[Excerpts from a figure dataset]
* * * * *

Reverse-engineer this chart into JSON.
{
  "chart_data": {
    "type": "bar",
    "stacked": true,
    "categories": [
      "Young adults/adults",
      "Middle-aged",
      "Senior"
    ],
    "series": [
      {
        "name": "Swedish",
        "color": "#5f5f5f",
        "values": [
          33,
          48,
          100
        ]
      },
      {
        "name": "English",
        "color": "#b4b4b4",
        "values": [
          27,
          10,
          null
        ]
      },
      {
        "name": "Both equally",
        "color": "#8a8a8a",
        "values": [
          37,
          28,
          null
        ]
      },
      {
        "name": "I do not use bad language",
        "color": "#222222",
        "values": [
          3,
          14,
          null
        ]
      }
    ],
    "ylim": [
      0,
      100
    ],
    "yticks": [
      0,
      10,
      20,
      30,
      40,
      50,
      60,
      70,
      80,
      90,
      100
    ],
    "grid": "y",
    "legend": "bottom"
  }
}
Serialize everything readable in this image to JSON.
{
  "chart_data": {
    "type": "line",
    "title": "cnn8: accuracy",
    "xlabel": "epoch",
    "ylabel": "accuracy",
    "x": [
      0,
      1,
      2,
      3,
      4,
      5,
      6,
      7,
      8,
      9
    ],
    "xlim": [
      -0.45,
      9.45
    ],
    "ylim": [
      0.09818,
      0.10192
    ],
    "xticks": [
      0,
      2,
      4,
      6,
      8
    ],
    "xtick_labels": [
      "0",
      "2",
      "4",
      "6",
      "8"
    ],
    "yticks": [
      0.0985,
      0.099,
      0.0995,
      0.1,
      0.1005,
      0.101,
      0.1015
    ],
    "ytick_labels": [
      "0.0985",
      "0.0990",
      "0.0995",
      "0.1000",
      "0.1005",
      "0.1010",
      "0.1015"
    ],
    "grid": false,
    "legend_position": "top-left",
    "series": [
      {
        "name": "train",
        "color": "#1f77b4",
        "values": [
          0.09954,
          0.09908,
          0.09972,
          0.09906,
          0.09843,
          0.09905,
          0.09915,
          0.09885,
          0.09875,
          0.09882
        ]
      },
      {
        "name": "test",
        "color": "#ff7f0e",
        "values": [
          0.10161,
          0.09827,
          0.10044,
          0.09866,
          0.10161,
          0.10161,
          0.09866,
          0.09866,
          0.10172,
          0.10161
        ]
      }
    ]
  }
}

* * * * *

Your task is to output the full set of records exactly as presented.

• [Answer to this problem]
Reverse-engineer this chart into JSON.
{
  "chart_data": {
    "type": "bar",
    "stacked": true,
    "categories": [
      "Young adults/adults",
      "Middle-aged",
      "Senior"
    ],
    "series": [
      {
        "name": "Swedish",
        "color": "#5f5f5f",
        "values": [
          33,
          48,
          100
        ]
      },
      {
        "name": "English",
        "color": "#b4b4b4",
        "values": [
          27,
          10,
          null
        ]
      },
      {
        "name": "Both equally",
        "color": "#8a8a8a",
        "values": [
          37,
          28,
          null
        ]
      },
      {
        "name": "I do not use bad language",
        "color": "#222222",
        "values": [
          3,
          14,
          null
        ]
      }
    ],
    "ylim": [
      0,
      100
    ],
    "yticks": [
      0,
      10,
      20,
      30,
      40,
      50,
      60,
      70,
      80,
      90,
      100
    ],
    "grid": "y",
    "legend": "bottom"
  }
}
Serialize everything readable in this image to JSON.
{
  "chart_data": {
    "type": "line",
    "title": "cnn8: accuracy",
    "xlabel": "epoch",
    "ylabel": "accuracy",
    "x": [
      0,
      1,
      2,
      3,
      4,
      5,
      6,
      7,
      8,
      9
    ],
    "xlim": [
      -0.45,
      9.45
    ],
    "ylim": [
      0.09818,
      0.10192
    ],
    "xticks": [
      0,
      2,
      4,
      6,
      8
    ],
    "xtick_labels": [
      "0",
      "2",
      "4",
      "6",
      "8"
    ],
    "yticks": [
      0.0985,
      0.099,
      0.0995,
      0.1,
      0.1005,
      0.101,
      0.1015
    ],
    "ytick_labels": [
      "0.0985",
      "0.0990",
      "0.0995",
      "0.1000",
      "0.1005",
      "0.1010",
      "0.1015"
    ],
    "grid": false,
    "legend_position": "top-left",
    "series": [
      {
        "name": "train",
        "color": "#1f77b4",
        "values": [
          0.09954,
          0.09908,
          0.09972,
          0.09906,
          0.09843,
          0.09905,
          0.09915,
          0.09885,
          0.09875,
          0.09882
        ]
      },
      {
        "name": "test",
        "color": "#ff7f0e",
        "values": [
          0.10161,
          0.09827,
          0.10044,
          0.09866,
          0.10161,
          0.10161,
          0.09866,
          0.09866,
          0.10172,
          0.10161
        ]
      }
    ]
  }
}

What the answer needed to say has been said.